→ What you should do
Everything in the listing should be restated word for word.

— START —

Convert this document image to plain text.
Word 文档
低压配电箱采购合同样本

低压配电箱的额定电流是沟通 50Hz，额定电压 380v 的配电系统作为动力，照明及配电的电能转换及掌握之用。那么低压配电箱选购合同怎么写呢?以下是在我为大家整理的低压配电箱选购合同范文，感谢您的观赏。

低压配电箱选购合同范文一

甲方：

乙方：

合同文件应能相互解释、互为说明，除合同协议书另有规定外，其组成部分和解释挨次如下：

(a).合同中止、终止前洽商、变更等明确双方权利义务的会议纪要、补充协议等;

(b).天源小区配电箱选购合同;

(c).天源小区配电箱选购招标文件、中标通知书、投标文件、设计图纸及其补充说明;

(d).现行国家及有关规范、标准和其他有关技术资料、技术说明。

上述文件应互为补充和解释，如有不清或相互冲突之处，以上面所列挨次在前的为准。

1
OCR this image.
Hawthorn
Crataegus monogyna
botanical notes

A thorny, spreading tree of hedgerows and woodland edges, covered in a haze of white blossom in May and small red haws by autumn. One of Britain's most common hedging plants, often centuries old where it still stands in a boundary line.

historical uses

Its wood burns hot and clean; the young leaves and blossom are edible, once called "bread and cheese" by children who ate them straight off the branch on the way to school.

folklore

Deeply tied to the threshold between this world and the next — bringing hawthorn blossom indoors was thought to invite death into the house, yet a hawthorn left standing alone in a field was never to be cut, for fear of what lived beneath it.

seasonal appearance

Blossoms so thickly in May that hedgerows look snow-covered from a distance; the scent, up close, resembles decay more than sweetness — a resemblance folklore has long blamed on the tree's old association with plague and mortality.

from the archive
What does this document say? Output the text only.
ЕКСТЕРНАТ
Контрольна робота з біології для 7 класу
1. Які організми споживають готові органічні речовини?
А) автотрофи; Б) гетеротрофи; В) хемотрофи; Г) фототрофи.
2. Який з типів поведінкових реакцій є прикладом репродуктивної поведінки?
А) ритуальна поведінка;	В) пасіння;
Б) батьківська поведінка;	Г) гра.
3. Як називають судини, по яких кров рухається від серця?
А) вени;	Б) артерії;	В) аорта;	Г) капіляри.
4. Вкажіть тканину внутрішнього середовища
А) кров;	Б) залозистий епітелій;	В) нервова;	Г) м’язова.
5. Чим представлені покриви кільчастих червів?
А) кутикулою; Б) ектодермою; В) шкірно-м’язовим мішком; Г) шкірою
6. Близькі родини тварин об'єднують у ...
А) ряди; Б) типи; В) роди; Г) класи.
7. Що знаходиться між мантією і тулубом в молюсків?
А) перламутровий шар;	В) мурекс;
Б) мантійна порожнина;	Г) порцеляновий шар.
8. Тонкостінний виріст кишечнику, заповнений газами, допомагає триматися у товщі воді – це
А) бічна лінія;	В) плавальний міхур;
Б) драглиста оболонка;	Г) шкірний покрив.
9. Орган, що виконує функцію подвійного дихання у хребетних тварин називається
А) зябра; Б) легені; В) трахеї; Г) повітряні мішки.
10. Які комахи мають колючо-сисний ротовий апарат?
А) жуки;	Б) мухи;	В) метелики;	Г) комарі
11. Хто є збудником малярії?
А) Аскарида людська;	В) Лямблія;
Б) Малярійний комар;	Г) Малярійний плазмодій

— END —

→ Correct output
Convert this document image to plain text.
Word 文档
低压配电箱采购合同样本

低压配电箱的额定电流是沟通 50Hz，额定电压 380v 的配电系统作为动力，照明及配电的电能转换及掌握之用。那么低压配电箱选购合同怎么写呢?以下是在我为大家整理的低压配电箱选购合同范文，感谢您的观赏。

低压配电箱选购合同范文一

甲方：

乙方：

合同文件应能相互解释、互为说明，除合同协议书另有规定外，其组成部分和解释挨次如下：

(a).合同中止、终止前洽商、变更等明确双方权利义务的会议纪要、补充协议等;

(b).天源小区配电箱选购合同;

(c).天源小区配电箱选购招标文件、中标通知书、投标文件、设计图纸及其补充说明;

(d).现行国家及有关规范、标准和其他有关技术资料、技术说明。

上述文件应互为补充和解释，如有不清或相互冲突之处，以上面所列挨次在前的为准。

1
OCR this image.
Hawthorn
Crataegus monogyna
botanical notes

A thorny, spreading tree of hedgerows and woodland edges, covered in a haze of white blossom in May and small red haws by autumn. One of Britain's most common hedging plants, often centuries old where it still stands in a boundary line.

historical uses

Its wood burns hot and clean; the young leaves and blossom are edible, once called "bread and cheese" by children who ate them straight off the branch on the way to school.

folklore

Deeply tied to the threshold between this world and the next — bringing hawthorn blossom indoors was thought to invite death into the house, yet a hawthorn left standing alone in a field was never to be cut, for fear of what lived beneath it.

seasonal appearance

Blossoms so thickly in May that hedgerows look snow-covered from a distance; the scent, up close, resembles decay more than sweetness — a resemblance folklore has long blamed on the tree's old association with plague and mortality.

from the archive
What does this document say? Output the text only.
ЕКСТЕРНАТ
Контрольна робота з біології для 7 класу
1. Які організми споживають готові органічні речовини?
А) автотрофи; Б) гетеротрофи; В) хемотрофи; Г) фототрофи.
2. Який з типів поведінкових реакцій є прикладом репродуктивної поведінки?
А) ритуальна поведінка;	В) пасіння;
Б) батьківська поведінка;	Г) гра.
3. Як називають судини, по яких кров рухається від серця?
А) вени;	Б) артерії;	В) аорта;	Г) капіляри.
4. Вкажіть тканину внутрішнього середовища
А) кров;	Б) залозистий епітелій;	В) нервова;	Г) м’язова.
5. Чим представлені покриви кільчастих червів?
А) кутикулою; Б) ектодермою; В) шкірно-м’язовим мішком; Г) шкірою
6. Близькі родини тварин об'єднують у ...
А) ряди; Б) типи; В) роди; Г) класи.
7. Що знаходиться між мантією і тулубом в молюсків?
А) перламутровий шар;	В) мурекс;
Б) мантійна порожнина;	Г) порцеляновий шар.
8. Тонкостінний виріст кишечнику, заповнений газами, допомагає триматися у товщі воді – це
А) бічна лінія;	В) плавальний міхур;
Б) драглиста оболонка;	Г) шкірний покрив.
9. Орган, що виконує функцію подвійного дихання у хребетних тварин називається
А) зябра; Б) легені; В) трахеї; Г) повітряні мішки.
10. Які комахи мають колючо-сисний ротовий апарат?
А) жуки;	Б) мухи;	В) метелики;	Г) комарі
11. Хто є збудником малярії?
А) Аскарида людська;	В) Лямблія;
Б) Малярійний комар;	Г) Малярійний плазмодій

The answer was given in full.